- _RECORDS SUPPLIED_:
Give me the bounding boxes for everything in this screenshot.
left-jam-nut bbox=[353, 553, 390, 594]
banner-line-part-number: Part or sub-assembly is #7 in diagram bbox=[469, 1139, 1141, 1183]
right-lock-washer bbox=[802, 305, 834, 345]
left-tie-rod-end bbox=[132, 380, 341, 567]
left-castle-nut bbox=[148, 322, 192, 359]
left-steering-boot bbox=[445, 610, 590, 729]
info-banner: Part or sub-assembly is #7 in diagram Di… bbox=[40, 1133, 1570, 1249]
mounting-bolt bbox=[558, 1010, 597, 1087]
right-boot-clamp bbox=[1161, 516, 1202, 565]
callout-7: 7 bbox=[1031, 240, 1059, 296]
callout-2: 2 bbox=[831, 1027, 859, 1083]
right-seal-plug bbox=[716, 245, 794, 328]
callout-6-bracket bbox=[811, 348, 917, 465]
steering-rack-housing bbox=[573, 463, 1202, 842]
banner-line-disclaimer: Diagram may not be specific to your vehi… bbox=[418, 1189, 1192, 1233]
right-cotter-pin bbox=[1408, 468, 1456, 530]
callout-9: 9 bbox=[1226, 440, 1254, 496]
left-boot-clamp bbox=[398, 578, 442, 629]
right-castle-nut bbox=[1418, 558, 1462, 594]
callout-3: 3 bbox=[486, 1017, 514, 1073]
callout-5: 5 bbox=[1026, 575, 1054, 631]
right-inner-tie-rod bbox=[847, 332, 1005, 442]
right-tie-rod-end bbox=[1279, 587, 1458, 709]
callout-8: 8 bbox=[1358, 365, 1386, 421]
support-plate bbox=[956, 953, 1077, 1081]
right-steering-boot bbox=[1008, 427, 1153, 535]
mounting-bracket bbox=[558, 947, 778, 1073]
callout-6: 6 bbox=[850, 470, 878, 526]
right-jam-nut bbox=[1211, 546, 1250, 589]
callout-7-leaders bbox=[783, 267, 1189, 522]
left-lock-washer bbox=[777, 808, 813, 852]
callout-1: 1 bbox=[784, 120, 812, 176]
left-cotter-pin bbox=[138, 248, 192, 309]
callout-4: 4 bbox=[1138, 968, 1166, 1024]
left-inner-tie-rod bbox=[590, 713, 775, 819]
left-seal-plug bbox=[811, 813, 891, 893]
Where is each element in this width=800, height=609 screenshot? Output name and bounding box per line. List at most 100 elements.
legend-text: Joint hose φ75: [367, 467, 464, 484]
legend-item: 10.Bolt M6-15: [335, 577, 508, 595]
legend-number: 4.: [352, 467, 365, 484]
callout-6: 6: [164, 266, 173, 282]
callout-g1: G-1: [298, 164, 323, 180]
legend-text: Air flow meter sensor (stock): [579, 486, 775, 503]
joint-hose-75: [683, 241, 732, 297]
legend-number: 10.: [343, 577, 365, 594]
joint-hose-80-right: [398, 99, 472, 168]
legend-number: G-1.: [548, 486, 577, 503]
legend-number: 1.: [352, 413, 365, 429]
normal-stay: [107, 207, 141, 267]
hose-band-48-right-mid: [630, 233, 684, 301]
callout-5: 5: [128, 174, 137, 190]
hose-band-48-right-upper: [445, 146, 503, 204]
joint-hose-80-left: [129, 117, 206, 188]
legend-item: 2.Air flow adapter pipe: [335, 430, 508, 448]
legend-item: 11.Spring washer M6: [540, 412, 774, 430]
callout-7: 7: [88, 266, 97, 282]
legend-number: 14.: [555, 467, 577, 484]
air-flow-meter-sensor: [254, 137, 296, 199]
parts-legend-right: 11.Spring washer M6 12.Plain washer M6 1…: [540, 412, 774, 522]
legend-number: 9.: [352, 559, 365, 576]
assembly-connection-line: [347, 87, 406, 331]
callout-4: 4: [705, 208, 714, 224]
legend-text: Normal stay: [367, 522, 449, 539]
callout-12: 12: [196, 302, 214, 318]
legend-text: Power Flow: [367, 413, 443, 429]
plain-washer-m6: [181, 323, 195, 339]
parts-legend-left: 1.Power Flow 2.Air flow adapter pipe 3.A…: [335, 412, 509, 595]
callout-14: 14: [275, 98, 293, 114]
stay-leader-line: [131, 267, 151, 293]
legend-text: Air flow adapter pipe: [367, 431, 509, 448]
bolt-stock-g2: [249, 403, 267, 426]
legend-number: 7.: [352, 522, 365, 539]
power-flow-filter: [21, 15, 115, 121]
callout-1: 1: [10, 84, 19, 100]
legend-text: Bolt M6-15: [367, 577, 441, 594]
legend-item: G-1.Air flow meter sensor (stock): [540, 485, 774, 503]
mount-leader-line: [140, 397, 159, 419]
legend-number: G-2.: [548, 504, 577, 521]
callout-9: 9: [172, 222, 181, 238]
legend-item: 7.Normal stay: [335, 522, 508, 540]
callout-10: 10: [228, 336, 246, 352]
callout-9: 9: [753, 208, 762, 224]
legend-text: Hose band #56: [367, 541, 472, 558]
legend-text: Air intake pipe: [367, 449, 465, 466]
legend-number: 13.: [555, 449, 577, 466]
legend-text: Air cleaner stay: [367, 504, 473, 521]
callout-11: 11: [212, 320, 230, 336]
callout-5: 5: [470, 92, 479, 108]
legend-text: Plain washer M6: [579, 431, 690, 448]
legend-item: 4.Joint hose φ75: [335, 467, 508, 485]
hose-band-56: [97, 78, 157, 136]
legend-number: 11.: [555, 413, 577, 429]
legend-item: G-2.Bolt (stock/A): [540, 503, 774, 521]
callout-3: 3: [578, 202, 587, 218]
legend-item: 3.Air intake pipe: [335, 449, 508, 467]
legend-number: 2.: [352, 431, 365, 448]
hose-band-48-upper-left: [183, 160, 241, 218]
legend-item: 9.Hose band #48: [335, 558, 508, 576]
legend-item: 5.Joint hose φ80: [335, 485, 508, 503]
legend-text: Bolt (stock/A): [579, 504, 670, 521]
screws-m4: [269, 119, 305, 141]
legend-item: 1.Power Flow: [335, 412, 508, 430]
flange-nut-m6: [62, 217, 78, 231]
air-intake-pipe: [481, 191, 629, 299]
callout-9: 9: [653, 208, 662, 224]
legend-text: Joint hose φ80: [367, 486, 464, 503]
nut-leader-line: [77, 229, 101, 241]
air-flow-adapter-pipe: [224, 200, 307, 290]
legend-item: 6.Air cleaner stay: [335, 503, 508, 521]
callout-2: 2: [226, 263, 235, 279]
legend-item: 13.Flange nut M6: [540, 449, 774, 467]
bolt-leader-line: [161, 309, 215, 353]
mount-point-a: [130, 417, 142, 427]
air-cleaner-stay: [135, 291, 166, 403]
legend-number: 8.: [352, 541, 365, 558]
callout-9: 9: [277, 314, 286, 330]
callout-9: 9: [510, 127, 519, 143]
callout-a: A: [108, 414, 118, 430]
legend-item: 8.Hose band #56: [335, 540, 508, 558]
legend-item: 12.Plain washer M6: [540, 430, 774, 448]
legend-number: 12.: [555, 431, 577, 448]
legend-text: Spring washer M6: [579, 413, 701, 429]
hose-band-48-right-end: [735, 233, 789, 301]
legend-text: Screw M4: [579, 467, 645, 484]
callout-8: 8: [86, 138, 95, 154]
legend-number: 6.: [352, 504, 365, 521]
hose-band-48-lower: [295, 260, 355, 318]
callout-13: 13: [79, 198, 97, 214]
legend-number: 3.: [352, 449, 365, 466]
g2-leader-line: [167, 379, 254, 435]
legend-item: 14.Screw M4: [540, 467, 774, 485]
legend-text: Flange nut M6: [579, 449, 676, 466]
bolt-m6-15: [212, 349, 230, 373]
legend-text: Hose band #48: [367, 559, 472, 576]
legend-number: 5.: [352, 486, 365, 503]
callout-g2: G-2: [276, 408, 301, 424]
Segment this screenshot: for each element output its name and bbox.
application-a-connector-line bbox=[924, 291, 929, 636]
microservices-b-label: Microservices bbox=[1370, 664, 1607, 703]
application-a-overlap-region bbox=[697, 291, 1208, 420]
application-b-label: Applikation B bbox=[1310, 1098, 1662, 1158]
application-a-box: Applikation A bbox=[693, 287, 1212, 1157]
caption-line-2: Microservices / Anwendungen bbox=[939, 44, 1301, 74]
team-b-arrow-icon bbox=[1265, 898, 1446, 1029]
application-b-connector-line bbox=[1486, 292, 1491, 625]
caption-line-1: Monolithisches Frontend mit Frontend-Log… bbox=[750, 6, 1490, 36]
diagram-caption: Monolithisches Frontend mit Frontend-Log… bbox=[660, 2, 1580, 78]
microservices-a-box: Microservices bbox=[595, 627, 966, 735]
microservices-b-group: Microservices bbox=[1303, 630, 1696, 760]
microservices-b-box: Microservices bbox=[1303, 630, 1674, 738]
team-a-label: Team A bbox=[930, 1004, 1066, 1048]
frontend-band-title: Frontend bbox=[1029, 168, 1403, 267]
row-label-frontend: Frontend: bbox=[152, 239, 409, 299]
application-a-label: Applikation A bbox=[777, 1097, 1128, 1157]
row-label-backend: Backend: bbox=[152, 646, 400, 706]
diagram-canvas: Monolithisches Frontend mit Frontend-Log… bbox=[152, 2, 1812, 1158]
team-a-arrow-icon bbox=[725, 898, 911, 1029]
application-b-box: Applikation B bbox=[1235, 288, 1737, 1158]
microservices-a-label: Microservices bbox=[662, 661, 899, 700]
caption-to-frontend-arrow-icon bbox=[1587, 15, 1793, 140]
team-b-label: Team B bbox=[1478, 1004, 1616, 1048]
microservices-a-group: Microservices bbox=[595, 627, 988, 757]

- _OBJECTIVE_: Arrange the lines from the start of the records through the line that has "info-banner: Part or" as a numbered list, leaving out any blank lines.

- _COMPLETE RESPONSE_:
1. Give me the bounding boxes for everything in this screenshot.
2. left-jam-nut bbox=[353, 553, 390, 594]
3. banner-line-part-number: Part or sub-assembly is #7 in diagram bbox=[469, 1139, 1141, 1183]
4. right-lock-washer bbox=[802, 305, 834, 345]
5. left-tie-rod-end bbox=[132, 380, 341, 567]
6. left-castle-nut bbox=[148, 322, 192, 359]
7. left-steering-boot bbox=[445, 610, 590, 729]
8. info-banner: Part or sub-assembly is #7 in diagram Di… bbox=[40, 1133, 1570, 1249]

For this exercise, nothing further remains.